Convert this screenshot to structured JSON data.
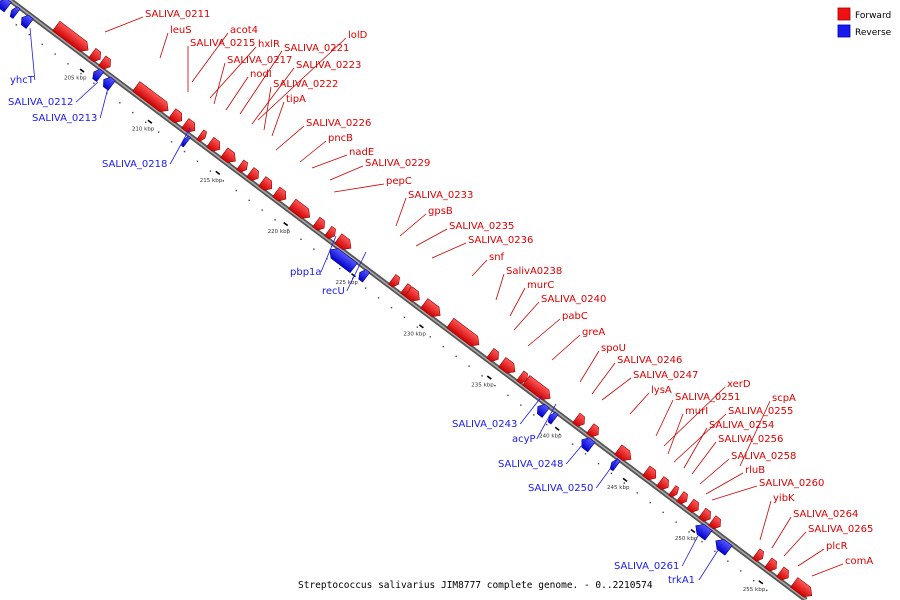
{
  "legend": {
    "forward_label": "Forward",
    "reverse_label": "Reverse",
    "forward_color": "#ee1111",
    "reverse_color": "#1a1aee"
  },
  "caption": "Streptococcus salivarius JIM8777 complete genome. - 0..2210574",
  "ticks": [
    "205 kbp",
    "210 kbp",
    "215 kbp",
    "220 kbp",
    "225 kbp",
    "230 kbp",
    "235 kbp",
    "240 kbp",
    "245 kbp",
    "250 kbp",
    "255 kbp"
  ],
  "forward_genes": [
    "SALIVA_0211",
    "leuS",
    "acot4",
    "SALIVA_0215",
    "hxlR",
    "SALIVA_0217",
    "nodI",
    "SALIVA_0221",
    "lolD",
    "SALIVA_0223",
    "SALIVA_0222",
    "tipA",
    "SALIVA_0226",
    "pncB",
    "nadE",
    "SALIVA_0229",
    "pepC",
    "SALIVA_0233",
    "gpsB",
    "SALIVA_0235",
    "SALIVA_0236",
    "snf",
    "SalivA0238",
    "murC",
    "SALIVA_0240",
    "pabC",
    "greA",
    "spoU",
    "SALIVA_0246",
    "SALIVA_0247",
    "lysA",
    "SALIVA_0251",
    "xerD",
    "murI",
    "scpA",
    "SALIVA_0255",
    "SALIVA_0254",
    "SALIVA_0256",
    "SALIVA_0258",
    "rluB",
    "SALIVA_0260",
    "yibK",
    "SALIVA_0264",
    "SALIVA_0265",
    "plcR",
    "comA"
  ],
  "reverse_genes": [
    "yhcT",
    "SALIVA_0212",
    "SALIVA_0213",
    "SALIVA_0218",
    "pbp1a",
    "recU",
    "SALIVA_0243",
    "acyP",
    "SALIVA_0248",
    "SALIVA_0250",
    "SALIVA_0261",
    "trkA1"
  ]
}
────────────────
TASK TO CARRY OUT: Omit the pictures; set down each record exactly.

RESULT OF THIS TASK:
Convert this screenshot to structured JSON data.
{
  "legend": {
    "forward_label": "Forward",
    "reverse_label": "Reverse",
    "forward_color": "#ee1111",
    "reverse_color": "#1a1aee"
  },
  "caption": "Streptococcus salivarius JIM8777 complete genome. - 0..2210574",
  "ticks": [
    "205 kbp",
    "210 kbp",
    "215 kbp",
    "220 kbp",
    "225 kbp",
    "230 kbp",
    "235 kbp",
    "240 kbp",
    "245 kbp",
    "250 kbp",
    "255 kbp"
  ],
  "forward_genes": [
    "SALIVA_0211",
    "leuS",
    "acot4",
    "SALIVA_0215",
    "hxlR",
    "SALIVA_0217",
    "nodI",
    "SALIVA_0221",
    "lolD",
    "SALIVA_0223",
    "SALIVA_0222",
    "tipA",
    "SALIVA_0226",
    "pncB",
    "nadE",
    "SALIVA_0229",
    "pepC",
    "SALIVA_0233",
    "gpsB",
    "SALIVA_0235",
    "SALIVA_0236",
    "snf",
    "SalivA0238",
    "murC",
    "SALIVA_0240",
    "pabC",
    "greA",
    "spoU",
    "SALIVA_0246",
    "SALIVA_0247",
    "lysA",
    "SALIVA_0251",
    "xerD",
    "murI",
    "scpA",
    "SALIVA_0255",
    "SALIVA_0254",
    "SALIVA_0256",
    "SALIVA_0258",
    "rluB",
    "SALIVA_0260",
    "yibK",
    "SALIVA_0264",
    "SALIVA_0265",
    "plcR",
    "comA"
  ],
  "reverse_genes": [
    "yhcT",
    "SALIVA_0212",
    "SALIVA_0213",
    "SALIVA_0218",
    "pbp1a",
    "recU",
    "SALIVA_0243",
    "acyP",
    "SALIVA_0248",
    "SALIVA_0250",
    "SALIVA_0261",
    "trkA1"
  ]
}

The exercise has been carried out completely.